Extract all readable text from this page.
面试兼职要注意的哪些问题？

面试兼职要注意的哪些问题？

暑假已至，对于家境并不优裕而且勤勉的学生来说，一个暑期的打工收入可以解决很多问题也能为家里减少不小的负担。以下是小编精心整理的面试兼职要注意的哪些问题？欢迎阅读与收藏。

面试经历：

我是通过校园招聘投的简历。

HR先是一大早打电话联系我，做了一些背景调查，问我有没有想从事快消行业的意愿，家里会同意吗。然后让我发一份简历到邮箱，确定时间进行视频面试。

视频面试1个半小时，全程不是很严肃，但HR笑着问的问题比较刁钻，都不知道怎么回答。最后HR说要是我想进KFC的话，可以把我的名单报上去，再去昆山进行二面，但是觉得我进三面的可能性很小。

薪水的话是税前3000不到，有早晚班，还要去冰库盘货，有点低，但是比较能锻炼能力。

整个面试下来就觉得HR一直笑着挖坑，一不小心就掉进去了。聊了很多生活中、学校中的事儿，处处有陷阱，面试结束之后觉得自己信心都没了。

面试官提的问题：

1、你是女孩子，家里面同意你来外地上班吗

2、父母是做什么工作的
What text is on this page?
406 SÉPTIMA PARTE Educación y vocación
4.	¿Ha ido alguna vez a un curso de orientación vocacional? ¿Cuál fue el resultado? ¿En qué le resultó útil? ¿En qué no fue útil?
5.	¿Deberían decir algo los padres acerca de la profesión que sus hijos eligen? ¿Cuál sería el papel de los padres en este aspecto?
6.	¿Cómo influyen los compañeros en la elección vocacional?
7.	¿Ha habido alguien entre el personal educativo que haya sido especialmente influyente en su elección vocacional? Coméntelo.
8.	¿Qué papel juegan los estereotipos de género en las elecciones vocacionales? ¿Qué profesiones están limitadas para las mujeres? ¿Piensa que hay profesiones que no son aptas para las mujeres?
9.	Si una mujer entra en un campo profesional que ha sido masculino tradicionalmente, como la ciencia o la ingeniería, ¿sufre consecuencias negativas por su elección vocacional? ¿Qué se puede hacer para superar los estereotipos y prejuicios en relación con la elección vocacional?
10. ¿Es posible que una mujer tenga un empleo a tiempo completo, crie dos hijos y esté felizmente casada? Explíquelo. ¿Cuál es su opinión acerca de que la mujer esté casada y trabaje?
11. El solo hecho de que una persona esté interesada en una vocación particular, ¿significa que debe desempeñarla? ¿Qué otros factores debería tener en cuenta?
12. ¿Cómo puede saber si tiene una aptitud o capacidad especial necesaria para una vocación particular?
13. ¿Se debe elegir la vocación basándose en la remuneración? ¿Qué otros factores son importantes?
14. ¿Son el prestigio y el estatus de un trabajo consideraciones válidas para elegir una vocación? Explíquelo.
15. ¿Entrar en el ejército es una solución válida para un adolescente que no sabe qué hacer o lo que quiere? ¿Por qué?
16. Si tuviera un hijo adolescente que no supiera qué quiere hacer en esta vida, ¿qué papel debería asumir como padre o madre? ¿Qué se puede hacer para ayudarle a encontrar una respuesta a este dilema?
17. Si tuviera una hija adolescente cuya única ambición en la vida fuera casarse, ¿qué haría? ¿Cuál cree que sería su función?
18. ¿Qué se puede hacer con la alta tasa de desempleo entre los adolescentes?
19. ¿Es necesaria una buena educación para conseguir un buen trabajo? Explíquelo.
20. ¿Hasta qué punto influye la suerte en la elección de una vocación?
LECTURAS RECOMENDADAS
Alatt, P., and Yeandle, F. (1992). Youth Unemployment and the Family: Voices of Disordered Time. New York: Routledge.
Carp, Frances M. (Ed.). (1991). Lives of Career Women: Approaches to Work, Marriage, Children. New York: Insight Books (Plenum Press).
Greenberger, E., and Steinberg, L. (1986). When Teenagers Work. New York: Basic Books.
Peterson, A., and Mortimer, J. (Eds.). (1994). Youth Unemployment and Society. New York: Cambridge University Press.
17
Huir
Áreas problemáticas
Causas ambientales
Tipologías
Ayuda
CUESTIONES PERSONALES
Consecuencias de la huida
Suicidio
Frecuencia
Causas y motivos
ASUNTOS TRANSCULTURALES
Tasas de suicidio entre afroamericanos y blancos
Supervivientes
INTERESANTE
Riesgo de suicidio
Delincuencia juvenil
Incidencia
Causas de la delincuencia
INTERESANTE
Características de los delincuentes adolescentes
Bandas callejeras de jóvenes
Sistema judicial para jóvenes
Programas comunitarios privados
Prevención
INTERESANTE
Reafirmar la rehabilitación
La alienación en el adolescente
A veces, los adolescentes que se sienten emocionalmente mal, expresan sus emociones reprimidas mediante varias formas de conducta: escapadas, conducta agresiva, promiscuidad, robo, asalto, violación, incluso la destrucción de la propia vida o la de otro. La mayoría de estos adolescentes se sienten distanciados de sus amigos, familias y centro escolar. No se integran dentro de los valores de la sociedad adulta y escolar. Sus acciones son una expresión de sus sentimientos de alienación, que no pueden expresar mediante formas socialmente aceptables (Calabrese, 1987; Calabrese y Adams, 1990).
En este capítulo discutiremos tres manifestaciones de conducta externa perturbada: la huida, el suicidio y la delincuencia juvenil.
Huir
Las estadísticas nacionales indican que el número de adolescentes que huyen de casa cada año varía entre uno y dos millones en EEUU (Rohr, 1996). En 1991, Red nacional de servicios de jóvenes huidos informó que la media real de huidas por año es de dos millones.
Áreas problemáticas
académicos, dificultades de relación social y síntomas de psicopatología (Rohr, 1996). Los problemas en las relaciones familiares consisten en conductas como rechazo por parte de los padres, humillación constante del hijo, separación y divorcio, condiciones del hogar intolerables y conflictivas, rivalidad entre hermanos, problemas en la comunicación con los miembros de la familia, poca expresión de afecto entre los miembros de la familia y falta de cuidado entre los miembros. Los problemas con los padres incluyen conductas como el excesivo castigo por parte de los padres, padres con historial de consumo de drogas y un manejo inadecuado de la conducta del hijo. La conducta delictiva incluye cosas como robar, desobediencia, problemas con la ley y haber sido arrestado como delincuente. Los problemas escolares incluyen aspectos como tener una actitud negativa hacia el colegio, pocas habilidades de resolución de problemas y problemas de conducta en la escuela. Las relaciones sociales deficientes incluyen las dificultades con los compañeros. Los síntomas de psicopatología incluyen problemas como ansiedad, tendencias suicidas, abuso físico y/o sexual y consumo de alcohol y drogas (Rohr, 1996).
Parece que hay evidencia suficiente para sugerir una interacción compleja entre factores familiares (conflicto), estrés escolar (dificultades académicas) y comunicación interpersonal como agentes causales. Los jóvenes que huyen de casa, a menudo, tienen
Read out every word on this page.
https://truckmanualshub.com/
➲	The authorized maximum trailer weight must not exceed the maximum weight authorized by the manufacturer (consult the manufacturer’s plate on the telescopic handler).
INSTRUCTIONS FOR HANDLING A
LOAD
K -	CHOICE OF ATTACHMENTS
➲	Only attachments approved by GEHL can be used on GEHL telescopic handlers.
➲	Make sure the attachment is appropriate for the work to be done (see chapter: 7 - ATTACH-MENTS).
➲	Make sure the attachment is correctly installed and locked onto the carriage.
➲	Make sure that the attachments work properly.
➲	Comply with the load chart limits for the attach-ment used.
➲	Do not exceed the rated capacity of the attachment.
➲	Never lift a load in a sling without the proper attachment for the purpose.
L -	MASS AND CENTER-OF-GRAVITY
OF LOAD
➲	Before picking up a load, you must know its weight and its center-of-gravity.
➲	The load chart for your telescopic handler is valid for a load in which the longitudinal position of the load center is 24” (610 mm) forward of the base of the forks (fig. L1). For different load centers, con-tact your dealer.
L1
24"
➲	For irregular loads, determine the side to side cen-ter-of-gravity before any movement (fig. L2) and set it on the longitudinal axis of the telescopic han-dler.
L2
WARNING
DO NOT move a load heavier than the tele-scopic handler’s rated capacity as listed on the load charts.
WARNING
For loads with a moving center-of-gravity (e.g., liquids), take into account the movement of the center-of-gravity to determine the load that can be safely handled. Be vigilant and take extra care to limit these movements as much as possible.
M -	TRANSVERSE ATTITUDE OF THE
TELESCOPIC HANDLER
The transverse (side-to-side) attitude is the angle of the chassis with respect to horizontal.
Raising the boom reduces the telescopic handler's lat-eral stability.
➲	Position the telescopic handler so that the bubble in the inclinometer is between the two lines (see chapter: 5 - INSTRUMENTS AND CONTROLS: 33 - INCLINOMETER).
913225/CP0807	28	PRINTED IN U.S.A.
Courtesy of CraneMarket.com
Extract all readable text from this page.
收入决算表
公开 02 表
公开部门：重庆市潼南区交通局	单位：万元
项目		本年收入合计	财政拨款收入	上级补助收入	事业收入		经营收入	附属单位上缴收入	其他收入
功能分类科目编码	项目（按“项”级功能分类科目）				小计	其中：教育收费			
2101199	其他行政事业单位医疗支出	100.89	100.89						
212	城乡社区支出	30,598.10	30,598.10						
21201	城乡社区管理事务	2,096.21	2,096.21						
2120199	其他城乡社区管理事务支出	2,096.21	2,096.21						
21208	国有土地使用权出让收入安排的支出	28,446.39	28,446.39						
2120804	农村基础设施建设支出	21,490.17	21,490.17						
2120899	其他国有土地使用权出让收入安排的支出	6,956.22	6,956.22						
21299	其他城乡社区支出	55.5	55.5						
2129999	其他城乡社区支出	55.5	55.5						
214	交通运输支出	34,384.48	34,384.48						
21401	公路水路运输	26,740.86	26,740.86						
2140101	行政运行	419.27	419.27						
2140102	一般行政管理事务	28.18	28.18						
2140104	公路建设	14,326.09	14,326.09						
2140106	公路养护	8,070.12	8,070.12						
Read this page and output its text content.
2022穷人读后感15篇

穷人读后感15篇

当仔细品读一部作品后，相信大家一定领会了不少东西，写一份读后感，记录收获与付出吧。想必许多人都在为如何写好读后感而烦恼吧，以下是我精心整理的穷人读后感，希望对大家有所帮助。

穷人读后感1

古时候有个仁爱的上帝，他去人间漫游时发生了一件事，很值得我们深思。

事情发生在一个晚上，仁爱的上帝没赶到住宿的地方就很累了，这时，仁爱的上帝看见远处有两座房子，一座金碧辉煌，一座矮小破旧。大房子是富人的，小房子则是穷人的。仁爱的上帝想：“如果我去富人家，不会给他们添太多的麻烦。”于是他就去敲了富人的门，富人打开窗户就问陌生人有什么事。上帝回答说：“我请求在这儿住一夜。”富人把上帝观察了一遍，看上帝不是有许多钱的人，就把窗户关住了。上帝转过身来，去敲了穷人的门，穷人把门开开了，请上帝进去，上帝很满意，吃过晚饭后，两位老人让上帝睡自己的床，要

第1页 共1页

PROBLEM DESCRIPTION. Show all lines above holding "Causas".

FULL OUTPUT.
Causas ambientales
Causas y motivos
Causas de la delincuencia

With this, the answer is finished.